[BEGIN]

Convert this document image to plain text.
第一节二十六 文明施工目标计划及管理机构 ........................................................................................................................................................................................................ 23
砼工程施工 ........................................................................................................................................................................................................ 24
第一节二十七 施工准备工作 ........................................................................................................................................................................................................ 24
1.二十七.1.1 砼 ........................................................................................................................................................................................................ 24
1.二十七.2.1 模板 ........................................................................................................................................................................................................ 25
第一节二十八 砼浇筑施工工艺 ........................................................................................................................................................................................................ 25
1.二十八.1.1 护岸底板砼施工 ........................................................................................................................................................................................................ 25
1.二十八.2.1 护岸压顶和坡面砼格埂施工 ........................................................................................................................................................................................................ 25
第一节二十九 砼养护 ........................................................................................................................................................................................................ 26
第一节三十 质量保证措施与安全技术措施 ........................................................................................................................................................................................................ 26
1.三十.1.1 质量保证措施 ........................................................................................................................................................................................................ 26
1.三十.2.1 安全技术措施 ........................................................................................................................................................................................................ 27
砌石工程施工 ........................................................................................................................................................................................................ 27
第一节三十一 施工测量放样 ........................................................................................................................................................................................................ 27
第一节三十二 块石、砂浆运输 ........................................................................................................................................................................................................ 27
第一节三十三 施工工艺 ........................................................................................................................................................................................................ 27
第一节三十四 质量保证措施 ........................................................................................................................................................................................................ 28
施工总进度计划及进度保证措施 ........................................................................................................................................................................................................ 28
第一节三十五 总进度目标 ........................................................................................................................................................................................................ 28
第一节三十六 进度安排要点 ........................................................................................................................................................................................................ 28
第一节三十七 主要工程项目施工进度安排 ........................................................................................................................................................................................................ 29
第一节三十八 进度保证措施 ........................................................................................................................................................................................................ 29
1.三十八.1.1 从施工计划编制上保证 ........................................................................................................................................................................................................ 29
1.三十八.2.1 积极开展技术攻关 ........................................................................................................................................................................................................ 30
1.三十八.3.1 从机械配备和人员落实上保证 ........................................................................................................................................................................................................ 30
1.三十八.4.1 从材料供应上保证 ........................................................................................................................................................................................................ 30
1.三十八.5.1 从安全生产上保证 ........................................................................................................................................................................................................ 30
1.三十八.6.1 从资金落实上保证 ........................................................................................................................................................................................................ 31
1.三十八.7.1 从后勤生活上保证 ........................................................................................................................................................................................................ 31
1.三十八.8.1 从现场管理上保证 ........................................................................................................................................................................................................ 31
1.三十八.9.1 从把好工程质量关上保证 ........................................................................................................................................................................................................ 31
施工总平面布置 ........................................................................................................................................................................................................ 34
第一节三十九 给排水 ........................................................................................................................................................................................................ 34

[END]

Quote the listing in full, please, keeping every line exact.

Convert this document image to plain text.
第一节二十六 文明施工目标计划及管理机构 ........................................................................................................................................................................................................ 23
砼工程施工 ........................................................................................................................................................................................................ 24
第一节二十七 施工准备工作 ........................................................................................................................................................................................................ 24
1.二十七.1.1 砼 ........................................................................................................................................................................................................ 24
1.二十七.2.1 模板 ........................................................................................................................................................................................................ 25
第一节二十八 砼浇筑施工工艺 ........................................................................................................................................................................................................ 25
1.二十八.1.1 护岸底板砼施工 ........................................................................................................................................................................................................ 25
1.二十八.2.1 护岸压顶和坡面砼格埂施工 ........................................................................................................................................................................................................ 25
第一节二十九 砼养护 ........................................................................................................................................................................................................ 26
第一节三十 质量保证措施与安全技术措施 ........................................................................................................................................................................................................ 26
1.三十.1.1 质量保证措施 ........................................................................................................................................................................................................ 26
1.三十.2.1 安全技术措施 ........................................................................................................................................................................................................ 27
砌石工程施工 ........................................................................................................................................................................................................ 27
第一节三十一 施工测量放样 ........................................................................................................................................................................................................ 27
第一节三十二 块石、砂浆运输 ........................................................................................................................................................................................................ 27
第一节三十三 施工工艺 ........................................................................................................................................................................................................ 27
第一节三十四 质量保证措施 ........................................................................................................................................................................................................ 28
施工总进度计划及进度保证措施 ........................................................................................................................................................................................................ 28
第一节三十五 总进度目标 ........................................................................................................................................................................................................ 28
第一节三十六 进度安排要点 ........................................................................................................................................................................................................ 28
第一节三十七 主要工程项目施工进度安排 ........................................................................................................................................................................................................ 29
第一节三十八 进度保证措施 ........................................................................................................................................................................................................ 29
1.三十八.1.1 从施工计划编制上保证 ........................................................................................................................................................................................................ 29
1.三十八.2.1 积极开展技术攻关 ........................................................................................................................................................................................................ 30
1.三十八.3.1 从机械配备和人员落实上保证 ........................................................................................................................................................................................................ 30
1.三十八.4.1 从材料供应上保证 ........................................................................................................................................................................................................ 30
1.三十八.5.1 从安全生产上保证 ........................................................................................................................................................................................................ 30
1.三十八.6.1 从资金落实上保证 ........................................................................................................................................................................................................ 31
1.三十八.7.1 从后勤生活上保证 ........................................................................................................................................................................................................ 31
1.三十八.8.1 从现场管理上保证 ........................................................................................................................................................................................................ 31
1.三十八.9.1 从把好工程质量关上保证 ........................................................................................................................................................................................................ 31
施工总平面布置 ........................................................................................................................................................................................................ 34
第一节三十九 给排水 ........................................................................................................................................................................................................ 34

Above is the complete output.